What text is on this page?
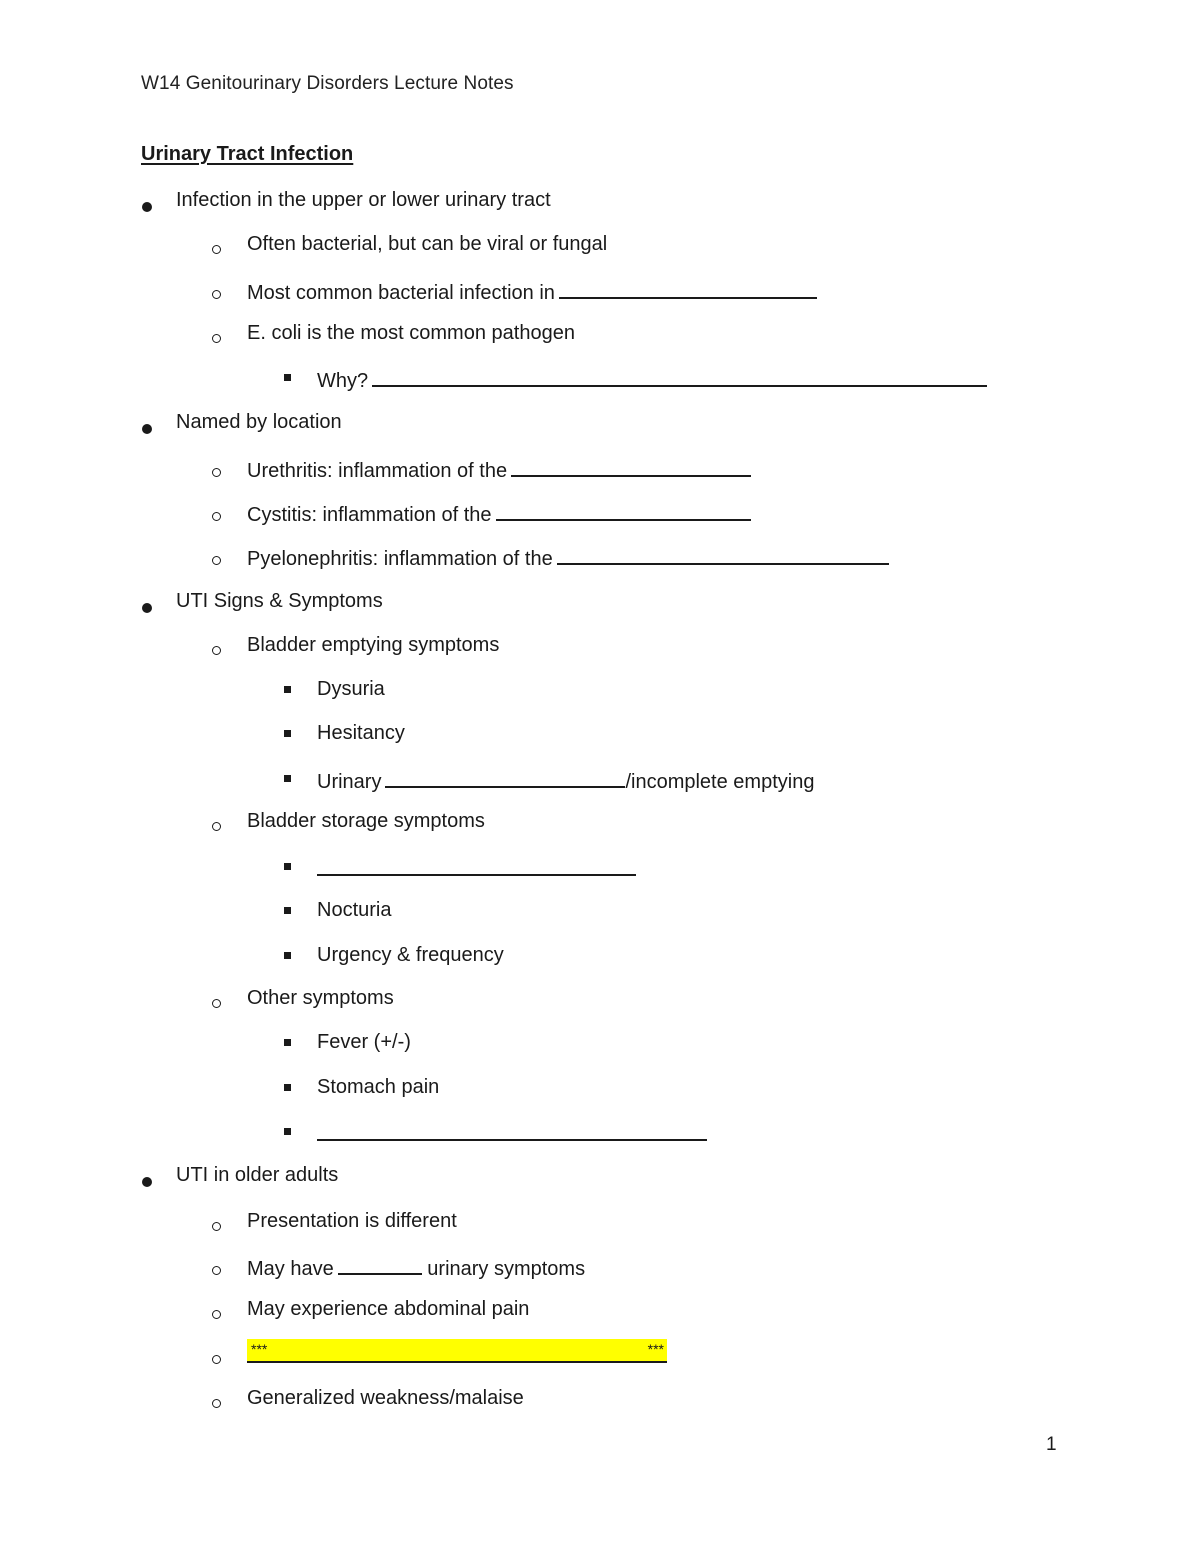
W14 Genitourinary Disorders Lecture Notes
Urinary Tract Infection
Infection in the upper or lower urinary tract
Often bacterial, but can be viral or fungal
Most common bacterial infection in
E. coli is the most common pathogen
Why?
Named by location
Urethritis: inflammation of the
Cystitis: inflammation of the
Pyelonephritis: inflammation of the
UTI Signs & Symptoms
Bladder emptying symptoms
Dysuria
Hesitancy
Urinary	/incomplete emptying
Bladder storage symptoms
Nocturia
Urgency & frequency
Other symptoms
Fever (+/-)
Stomach pain
UTI in older adults
Presentation is different
May have	urinary symptoms
May experience abdominal pain
***	***
Generalized weakness/malaise
1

######

Activity: All preceding records should be duplicated verbatim, images excepted.

Task output:
What text is on this page?
W14 Genitourinary Disorders Lecture Notes
Urinary Tract Infection
Infection in the upper or lower urinary tract
Often bacterial, but can be viral or fungal
Most common bacterial infection in
E. coli is the most common pathogen
Why?
Named by location
Urethritis: inflammation of the
Cystitis: inflammation of the
Pyelonephritis: inflammation of the
UTI Signs & Symptoms
Bladder emptying symptoms
Dysuria
Hesitancy
Urinary	/incomplete emptying
Bladder storage symptoms
Nocturia
Urgency & frequency
Other symptoms
Fever (+/-)
Stomach pain
UTI in older adults
Presentation is different
May have	urinary symptoms
May experience abdominal pain
***	***
Generalized weakness/malaise
1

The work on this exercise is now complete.